§ Your objective
Can you print the data exactly and leave out each image?

§ Information supplied
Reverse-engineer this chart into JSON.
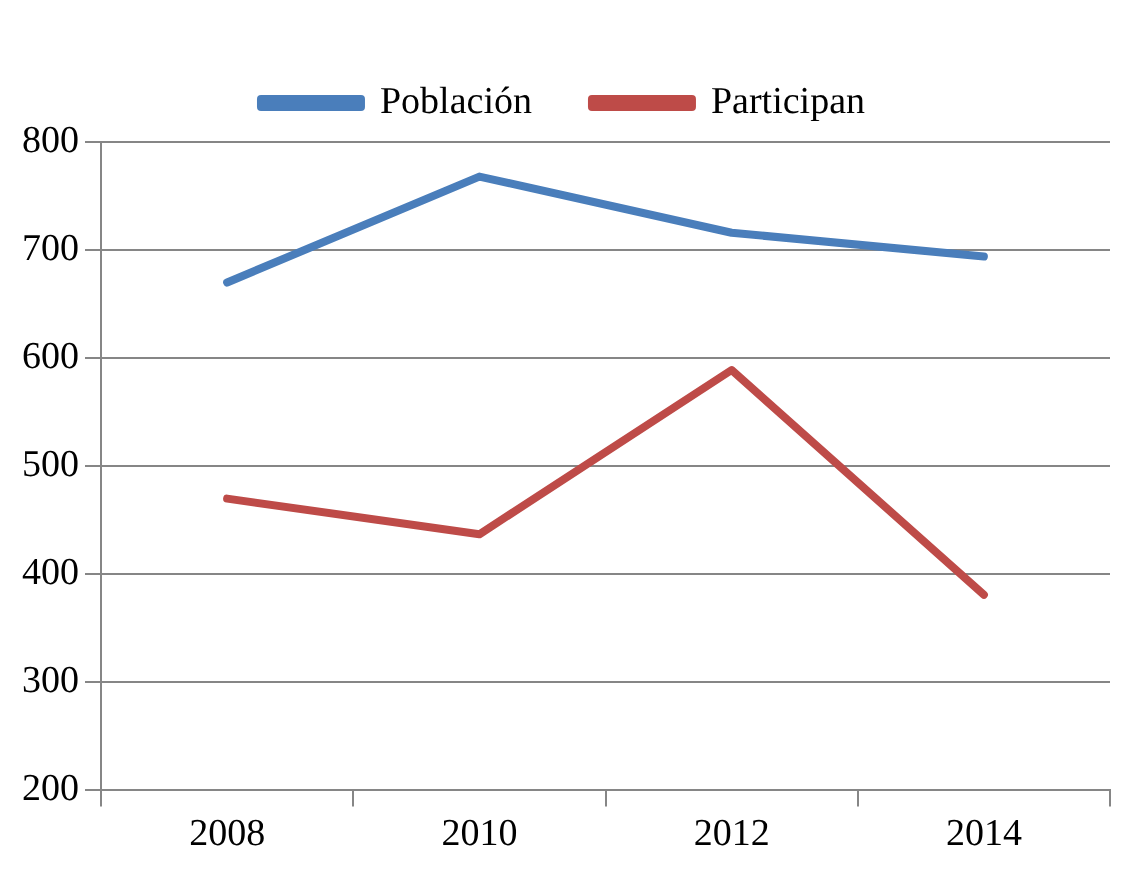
{
  "chart_data": {
    "type": "line",
    "categories": [
      "2008",
      "2010",
      "2012",
      "2014"
    ],
    "series": [
      {
        "name": "Población",
        "color": "#4a7ebb",
        "values": [
          670,
          768,
          716,
          694
        ]
      },
      {
        "name": "Participan",
        "color": "#be4b48",
        "values": [
          470,
          437,
          589,
          381
        ]
      }
    ],
    "ylim": [
      200,
      800
    ],
    "yticks": [
      200,
      300,
      400,
      500,
      600,
      700,
      800
    ],
    "grid": "y",
    "legend": "top",
    "marker": "none",
    "line_style": "solid"
  }
}
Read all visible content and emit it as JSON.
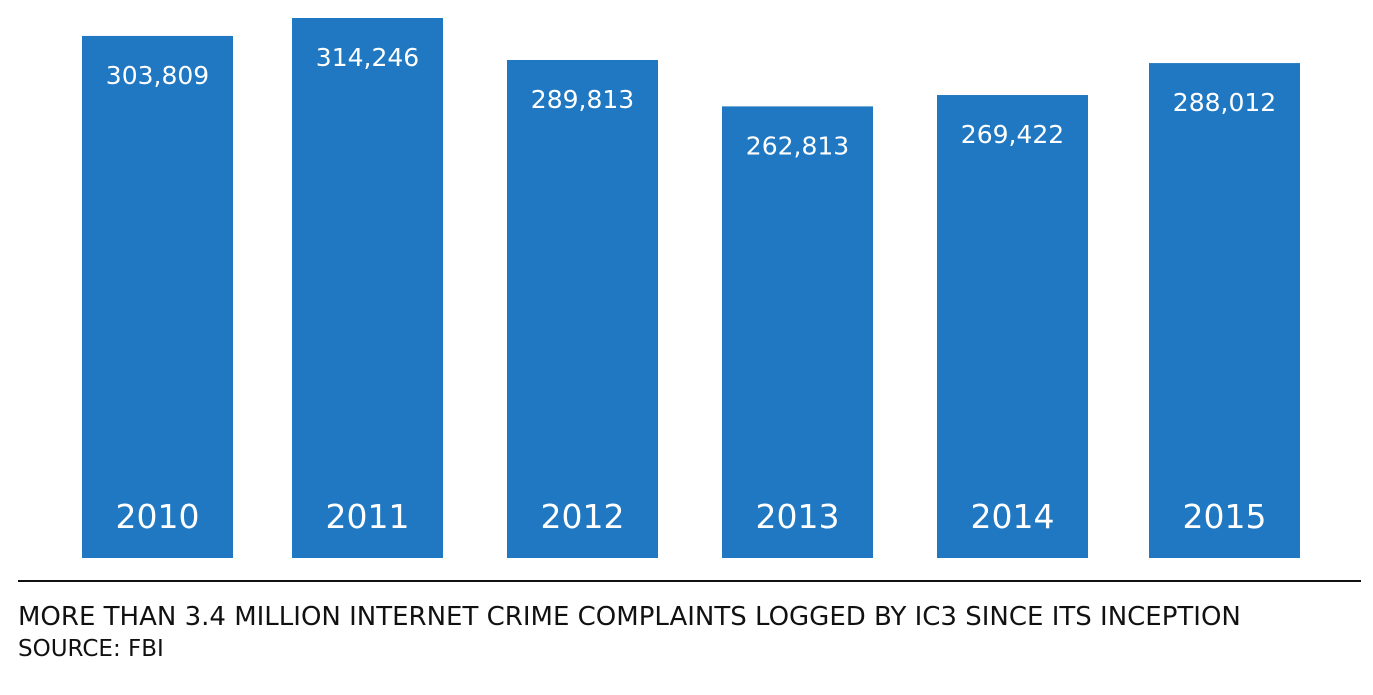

§ Solution for this task
Reverse-engineer this chart into JSON.
{
  "chart_data": {
    "type": "line",
    "categories": [
      "2008",
      "2010",
      "2012",
      "2014"
    ],
    "series": [
      {
        "name": "Población",
        "color": "#4a7ebb",
        "values": [
          670,
          768,
          716,
          694
        ]
      },
      {
        "name": "Participan",
        "color": "#be4b48",
        "values": [
          470,
          437,
          589,
          381
        ]
      }
    ],
    "ylim": [
      200,
      800
    ],
    "yticks": [
      200,
      300,
      400,
      500,
      600,
      700,
      800
    ],
    "grid": "y",
    "legend": "top",
    "marker": "none",
    "line_style": "solid"
  }
}
Read all visible content and emit it as JSON.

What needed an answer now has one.